**REQUIRED WORK:**
Retype the full set of records. Keep every character identical.

Records contained in a dataset:
::::::::::
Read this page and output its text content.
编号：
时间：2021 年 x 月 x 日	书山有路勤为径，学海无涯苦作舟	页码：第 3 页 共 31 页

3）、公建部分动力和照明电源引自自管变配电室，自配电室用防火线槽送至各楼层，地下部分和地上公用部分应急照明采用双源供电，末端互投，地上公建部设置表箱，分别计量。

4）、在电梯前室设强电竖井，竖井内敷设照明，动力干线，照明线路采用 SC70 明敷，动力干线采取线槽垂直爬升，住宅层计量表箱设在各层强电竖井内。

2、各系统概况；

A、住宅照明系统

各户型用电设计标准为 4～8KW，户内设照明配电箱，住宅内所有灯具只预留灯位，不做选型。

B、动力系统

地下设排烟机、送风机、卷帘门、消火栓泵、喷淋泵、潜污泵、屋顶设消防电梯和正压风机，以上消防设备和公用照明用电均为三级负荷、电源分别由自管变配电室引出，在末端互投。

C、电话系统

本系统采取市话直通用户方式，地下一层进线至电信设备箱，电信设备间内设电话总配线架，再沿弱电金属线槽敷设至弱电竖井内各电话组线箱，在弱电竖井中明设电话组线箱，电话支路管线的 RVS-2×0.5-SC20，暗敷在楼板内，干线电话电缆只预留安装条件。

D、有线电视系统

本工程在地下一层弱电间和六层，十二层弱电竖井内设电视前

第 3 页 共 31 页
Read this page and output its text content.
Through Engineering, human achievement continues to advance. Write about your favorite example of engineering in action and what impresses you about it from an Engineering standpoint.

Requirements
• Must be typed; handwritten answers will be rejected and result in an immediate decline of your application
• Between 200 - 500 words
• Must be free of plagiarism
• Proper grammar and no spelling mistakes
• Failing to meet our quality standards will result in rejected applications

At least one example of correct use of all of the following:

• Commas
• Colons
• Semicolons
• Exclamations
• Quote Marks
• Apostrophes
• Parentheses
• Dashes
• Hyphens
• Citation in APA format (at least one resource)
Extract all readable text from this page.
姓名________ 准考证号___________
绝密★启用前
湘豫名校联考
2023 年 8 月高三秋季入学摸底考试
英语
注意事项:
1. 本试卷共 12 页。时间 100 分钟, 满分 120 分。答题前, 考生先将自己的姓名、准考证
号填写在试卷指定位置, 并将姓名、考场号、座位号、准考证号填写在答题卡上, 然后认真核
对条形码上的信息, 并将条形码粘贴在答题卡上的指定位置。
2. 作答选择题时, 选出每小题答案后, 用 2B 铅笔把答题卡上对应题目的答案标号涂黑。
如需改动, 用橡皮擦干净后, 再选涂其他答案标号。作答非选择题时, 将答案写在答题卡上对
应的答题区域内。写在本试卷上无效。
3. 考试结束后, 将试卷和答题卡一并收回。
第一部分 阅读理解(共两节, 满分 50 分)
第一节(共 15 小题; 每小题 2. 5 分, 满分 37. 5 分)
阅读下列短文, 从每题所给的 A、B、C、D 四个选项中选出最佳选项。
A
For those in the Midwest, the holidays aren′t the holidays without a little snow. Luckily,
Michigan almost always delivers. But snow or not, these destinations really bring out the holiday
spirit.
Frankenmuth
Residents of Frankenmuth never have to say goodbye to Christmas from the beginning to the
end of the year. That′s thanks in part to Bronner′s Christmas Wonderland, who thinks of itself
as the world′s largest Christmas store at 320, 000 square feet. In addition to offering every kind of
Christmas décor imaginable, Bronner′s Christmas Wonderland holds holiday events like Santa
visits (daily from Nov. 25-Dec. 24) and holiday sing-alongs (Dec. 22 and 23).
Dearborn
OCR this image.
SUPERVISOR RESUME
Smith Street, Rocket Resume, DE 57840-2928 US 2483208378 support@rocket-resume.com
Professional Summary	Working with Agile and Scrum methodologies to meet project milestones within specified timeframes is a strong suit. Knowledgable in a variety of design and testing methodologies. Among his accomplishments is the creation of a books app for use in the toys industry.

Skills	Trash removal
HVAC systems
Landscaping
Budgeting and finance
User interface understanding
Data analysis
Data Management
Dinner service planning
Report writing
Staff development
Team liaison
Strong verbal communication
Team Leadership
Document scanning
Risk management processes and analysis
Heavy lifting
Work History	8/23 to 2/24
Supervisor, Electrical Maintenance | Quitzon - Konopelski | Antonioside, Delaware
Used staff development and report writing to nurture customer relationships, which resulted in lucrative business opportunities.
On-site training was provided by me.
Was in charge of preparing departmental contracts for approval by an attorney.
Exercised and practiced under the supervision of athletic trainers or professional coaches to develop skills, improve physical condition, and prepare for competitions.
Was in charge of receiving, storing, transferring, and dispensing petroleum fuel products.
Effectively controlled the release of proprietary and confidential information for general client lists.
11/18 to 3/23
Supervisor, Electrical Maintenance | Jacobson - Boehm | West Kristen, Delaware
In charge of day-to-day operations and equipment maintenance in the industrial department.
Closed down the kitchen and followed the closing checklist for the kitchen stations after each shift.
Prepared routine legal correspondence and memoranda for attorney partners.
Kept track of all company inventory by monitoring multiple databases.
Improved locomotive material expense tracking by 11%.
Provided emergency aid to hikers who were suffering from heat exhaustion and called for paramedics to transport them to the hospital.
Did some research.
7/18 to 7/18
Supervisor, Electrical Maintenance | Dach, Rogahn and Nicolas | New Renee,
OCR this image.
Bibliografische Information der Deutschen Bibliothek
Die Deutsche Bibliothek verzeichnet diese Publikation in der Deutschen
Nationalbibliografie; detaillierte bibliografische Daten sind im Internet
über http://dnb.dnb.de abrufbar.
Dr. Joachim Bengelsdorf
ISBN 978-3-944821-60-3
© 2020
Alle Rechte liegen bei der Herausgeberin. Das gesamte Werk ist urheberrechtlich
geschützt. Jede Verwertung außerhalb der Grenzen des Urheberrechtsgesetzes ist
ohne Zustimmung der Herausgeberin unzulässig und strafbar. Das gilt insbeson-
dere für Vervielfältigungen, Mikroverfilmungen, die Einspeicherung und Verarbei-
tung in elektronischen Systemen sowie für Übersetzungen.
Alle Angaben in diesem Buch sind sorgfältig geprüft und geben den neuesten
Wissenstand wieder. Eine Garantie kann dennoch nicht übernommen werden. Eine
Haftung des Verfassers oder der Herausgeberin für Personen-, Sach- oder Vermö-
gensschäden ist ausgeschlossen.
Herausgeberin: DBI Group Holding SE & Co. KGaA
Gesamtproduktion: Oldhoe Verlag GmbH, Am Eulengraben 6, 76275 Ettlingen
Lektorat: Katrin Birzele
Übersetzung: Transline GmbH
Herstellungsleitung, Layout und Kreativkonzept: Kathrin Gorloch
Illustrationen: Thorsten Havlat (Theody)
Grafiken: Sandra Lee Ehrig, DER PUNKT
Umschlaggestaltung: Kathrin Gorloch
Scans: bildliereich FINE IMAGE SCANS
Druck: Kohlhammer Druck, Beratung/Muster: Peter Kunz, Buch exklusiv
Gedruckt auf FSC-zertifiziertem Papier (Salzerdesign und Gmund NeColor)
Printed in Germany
::::::::::
**THE RESPONSE:**
Read this page and output its text content.
编号：
时间：2021 年 x 月 x 日	书山有路勤为径，学海无涯苦作舟	页码：第 3 页 共 31 页

3）、公建部分动力和照明电源引自自管变配电室，自配电室用防火线槽送至各楼层，地下部分和地上公用部分应急照明采用双源供电，末端互投，地上公建部设置表箱，分别计量。

4）、在电梯前室设强电竖井，竖井内敷设照明，动力干线，照明线路采用 SC70 明敷，动力干线采取线槽垂直爬升，住宅层计量表箱设在各层强电竖井内。

2、各系统概况；

A、住宅照明系统

各户型用电设计标准为 4～8KW，户内设照明配电箱，住宅内所有灯具只预留灯位，不做选型。

B、动力系统

地下设排烟机、送风机、卷帘门、消火栓泵、喷淋泵、潜污泵、屋顶设消防电梯和正压风机，以上消防设备和公用照明用电均为三级负荷、电源分别由自管变配电室引出，在末端互投。

C、电话系统

本系统采取市话直通用户方式，地下一层进线至电信设备箱，电信设备间内设电话总配线架，再沿弱电金属线槽敷设至弱电竖井内各电话组线箱，在弱电竖井中明设电话组线箱，电话支路管线的 RVS-2×0.5-SC20，暗敷在楼板内，干线电话电缆只预留安装条件。

D、有线电视系统

本工程在地下一层弱电间和六层，十二层弱电竖井内设电视前

第 3 页 共 31 页
Read this page and output its text content.
Through Engineering, human achievement continues to advance. Write about your favorite example of engineering in action and what impresses you about it from an Engineering standpoint.

Requirements
• Must be typed; handwritten answers will be rejected and result in an immediate decline of your application
• Between 200 - 500 words
• Must be free of plagiarism
• Proper grammar and no spelling mistakes
• Failing to meet our quality standards will result in rejected applications

At least one example of correct use of all of the following:

• Commas
• Colons
• Semicolons
• Exclamations
• Quote Marks
• Apostrophes
• Parentheses
• Dashes
• Hyphens
• Citation in APA format (at least one resource)
Extract all readable text from this page.
姓名________ 准考证号___________
绝密★启用前
湘豫名校联考
2023 年 8 月高三秋季入学摸底考试
英语
注意事项:
1. 本试卷共 12 页。时间 100 分钟, 满分 120 分。答题前, 考生先将自己的姓名、准考证
号填写在试卷指定位置, 并将姓名、考场号、座位号、准考证号填写在答题卡上, 然后认真核
对条形码上的信息, 并将条形码粘贴在答题卡上的指定位置。
2. 作答选择题时, 选出每小题答案后, 用 2B 铅笔把答题卡上对应题目的答案标号涂黑。
如需改动, 用橡皮擦干净后, 再选涂其他答案标号。作答非选择题时, 将答案写在答题卡上对
应的答题区域内。写在本试卷上无效。
3. 考试结束后, 将试卷和答题卡一并收回。
第一部分 阅读理解(共两节, 满分 50 分)
第一节(共 15 小题; 每小题 2. 5 分, 满分 37. 5 分)
阅读下列短文, 从每题所给的 A、B、C、D 四个选项中选出最佳选项。
A
For those in the Midwest, the holidays aren′t the holidays without a little snow. Luckily,
Michigan almost always delivers. But snow or not, these destinations really bring out the holiday
spirit.
Frankenmuth
Residents of Frankenmuth never have to say goodbye to Christmas from the beginning to the
end of the year. That′s thanks in part to Bronner′s Christmas Wonderland, who thinks of itself
as the world′s largest Christmas store at 320, 000 square feet. In addition to offering every kind of
Christmas décor imaginable, Bronner′s Christmas Wonderland holds holiday events like Santa
visits (daily from Nov. 25-Dec. 24) and holiday sing-alongs (Dec. 22 and 23).
Dearborn
OCR this image.
SUPERVISOR RESUME
Smith Street, Rocket Resume, DE 57840-2928 US 2483208378 support@rocket-resume.com
Professional Summary	Working with Agile and Scrum methodologies to meet project milestones within specified timeframes is a strong suit. Knowledgable in a variety of design and testing methodologies. Among his accomplishments is the creation of a books app for use in the toys industry.

Skills	Trash removal
HVAC systems
Landscaping
Budgeting and finance
User interface understanding
Data analysis
Data Management
Dinner service planning
Report writing
Staff development
Team liaison
Strong verbal communication
Team Leadership
Document scanning
Risk management processes and analysis
Heavy lifting
Work History	8/23 to 2/24
Supervisor, Electrical Maintenance | Quitzon - Konopelski | Antonioside, Delaware
Used staff development and report writing to nurture customer relationships, which resulted in lucrative business opportunities.
On-site training was provided by me.
Was in charge of preparing departmental contracts for approval by an attorney.
Exercised and practiced under the supervision of athletic trainers or professional coaches to develop skills, improve physical condition, and prepare for competitions.
Was in charge of receiving, storing, transferring, and dispensing petroleum fuel products.
Effectively controlled the release of proprietary and confidential information for general client lists.
11/18 to 3/23
Supervisor, Electrical Maintenance | Jacobson - Boehm | West Kristen, Delaware
In charge of day-to-day operations and equipment maintenance in the industrial department.
Closed down the kitchen and followed the closing checklist for the kitchen stations after each shift.
Prepared routine legal correspondence and memoranda for attorney partners.
Kept track of all company inventory by monitoring multiple databases.
Improved locomotive material expense tracking by 11%.
Provided emergency aid to hikers who were suffering from heat exhaustion and called for paramedics to transport them to the hospital.
Did some research.
7/18 to 7/18
Supervisor, Electrical Maintenance | Dach, Rogahn and Nicolas | New Renee,
OCR this image.
Bibliografische Information der Deutschen Bibliothek
Die Deutsche Bibliothek verzeichnet diese Publikation in der Deutschen
Nationalbibliografie; detaillierte bibliografische Daten sind im Internet
über http://dnb.dnb.de abrufbar.
Dr. Joachim Bengelsdorf
ISBN 978-3-944821-60-3
© 2020
Alle Rechte liegen bei der Herausgeberin. Das gesamte Werk ist urheberrechtlich
geschützt. Jede Verwertung außerhalb der Grenzen des Urheberrechtsgesetzes ist
ohne Zustimmung der Herausgeberin unzulässig und strafbar. Das gilt insbeson-
dere für Vervielfältigungen, Mikroverfilmungen, die Einspeicherung und Verarbei-
tung in elektronischen Systemen sowie für Übersetzungen.
Alle Angaben in diesem Buch sind sorgfältig geprüft und geben den neuesten
Wissenstand wieder. Eine Garantie kann dennoch nicht übernommen werden. Eine
Haftung des Verfassers oder der Herausgeberin für Personen-, Sach- oder Vermö-
gensschäden ist ausgeschlossen.
Herausgeberin: DBI Group Holding SE & Co. KGaA
Gesamtproduktion: Oldhoe Verlag GmbH, Am Eulengraben 6, 76275 Ettlingen
Lektorat: Katrin Birzele
Übersetzung: Transline GmbH
Herstellungsleitung, Layout und Kreativkonzept: Kathrin Gorloch
Illustrationen: Thorsten Havlat (Theody)
Grafiken: Sandra Lee Ehrig, DER PUNKT
Umschlaggestaltung: Kathrin Gorloch
Scans: bildliereich FINE IMAGE SCANS
Druck: Kohlhammer Druck, Beratung/Muster: Peter Kunz, Buch exklusiv
Gedruckt auf FSC-zertifiziertem Papier (Salzerdesign und Gmund NeColor)
Printed in Germany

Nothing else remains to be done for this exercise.